**Rows**
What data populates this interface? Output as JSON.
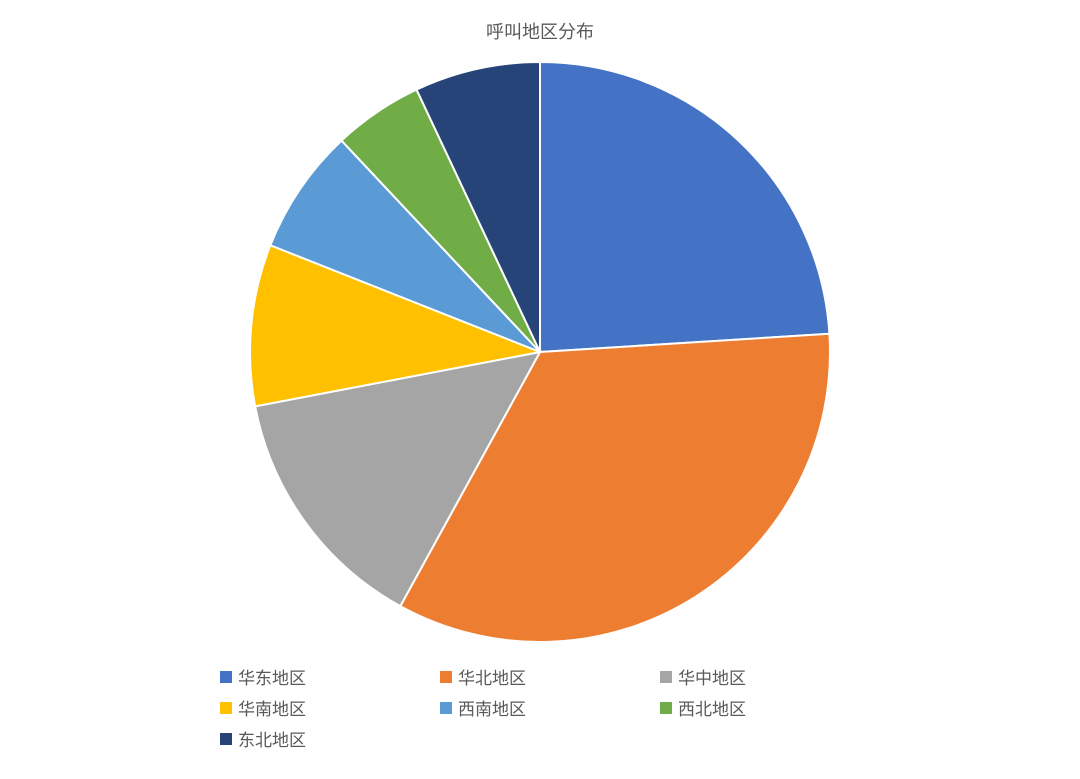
{
  "chart": {
    "type": "pie",
    "title": "呼叫地区分布",
    "title_fontsize": 18,
    "title_color": "#595959",
    "background_color": "#ffffff",
    "slice_border_color": "#ffffff",
    "slice_border_width": 2,
    "radius": 290,
    "start_angle_deg": 0,
    "slices": [
      {
        "label": "华东地区",
        "value": 24,
        "color": "#4472c4"
      },
      {
        "label": "华北地区",
        "value": 34,
        "color": "#ed7d31"
      },
      {
        "label": "华中地区",
        "value": 14,
        "color": "#a5a5a5"
      },
      {
        "label": "华南地区",
        "value": 9,
        "color": "#ffc000"
      },
      {
        "label": "西南地区",
        "value": 7,
        "color": "#5b9bd5"
      },
      {
        "label": "西北地区",
        "value": 5,
        "color": "#70ad47"
      },
      {
        "label": "东北地区",
        "value": 7,
        "color": "#264478"
      }
    ],
    "legend": {
      "position": "bottom",
      "swatch_size": 12,
      "font_size": 17,
      "font_color": "#595959",
      "columns": 4
    }
  }
}
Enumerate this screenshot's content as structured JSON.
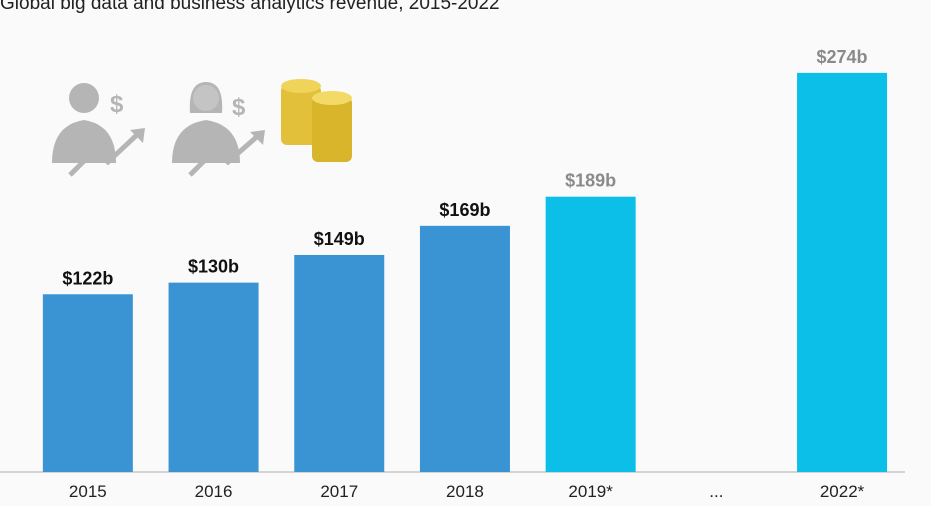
{
  "chart_data": {
    "type": "bar",
    "title": "Global big data and business analytics revenue, 2015-2022",
    "categories": [
      "2015",
      "2016",
      "2017",
      "2018",
      "2019*",
      "...",
      "2022*"
    ],
    "values": [
      122,
      130,
      149,
      169,
      189,
      null,
      274
    ],
    "value_labels": [
      "$122b",
      "$130b",
      "$149b",
      "$169b",
      "$189b",
      null,
      "$274b"
    ],
    "colors": [
      "#3a93d3",
      "#3a93d3",
      "#3a93d3",
      "#3a93d3",
      "#0bbfe9",
      null,
      "#0bbfe9"
    ],
    "label_colors": [
      "#111111",
      "#111111",
      "#111111",
      "#111111",
      "#8a8a8a",
      null,
      "#8a8a8a"
    ],
    "ylim": [
      0,
      300
    ]
  }
}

**Written task**
The records above must be printed exactly; the pictures stay out.

**Exercise answer**
What data populates this interface? Output as JSON.
{
  "chart": {
    "type": "pie",
    "title": "呼叫地区分布",
    "title_fontsize": 18,
    "title_color": "#595959",
    "background_color": "#ffffff",
    "slice_border_color": "#ffffff",
    "slice_border_width": 2,
    "radius": 290,
    "start_angle_deg": 0,
    "slices": [
      {
        "label": "华东地区",
        "value": 24,
        "color": "#4472c4"
      },
      {
        "label": "华北地区",
        "value": 34,
        "color": "#ed7d31"
      },
      {
        "label": "华中地区",
        "value": 14,
        "color": "#a5a5a5"
      },
      {
        "label": "华南地区",
        "value": 9,
        "color": "#ffc000"
      },
      {
        "label": "西南地区",
        "value": 7,
        "color": "#5b9bd5"
      },
      {
        "label": "西北地区",
        "value": 5,
        "color": "#70ad47"
      },
      {
        "label": "东北地区",
        "value": 7,
        "color": "#264478"
      }
    ],
    "legend": {
      "position": "bottom",
      "swatch_size": 12,
      "font_size": 17,
      "font_color": "#595959",
      "columns": 4
    }
  }
}
Enumerate this screenshot's content as structured JSON.
{
  "chart_data": {
    "type": "bar",
    "title": "Global big data and business analytics revenue, 2015-2022",
    "categories": [
      "2015",
      "2016",
      "2017",
      "2018",
      "2019*",
      "...",
      "2022*"
    ],
    "values": [
      122,
      130,
      149,
      169,
      189,
      null,
      274
    ],
    "value_labels": [
      "$122b",
      "$130b",
      "$149b",
      "$169b",
      "$189b",
      null,
      "$274b"
    ],
    "colors": [
      "#3a93d3",
      "#3a93d3",
      "#3a93d3",
      "#3a93d3",
      "#0bbfe9",
      null,
      "#0bbfe9"
    ],
    "label_colors": [
      "#111111",
      "#111111",
      "#111111",
      "#111111",
      "#8a8a8a",
      null,
      "#8a8a8a"
    ],
    "ylim": [
      0,
      300
    ]
  }
}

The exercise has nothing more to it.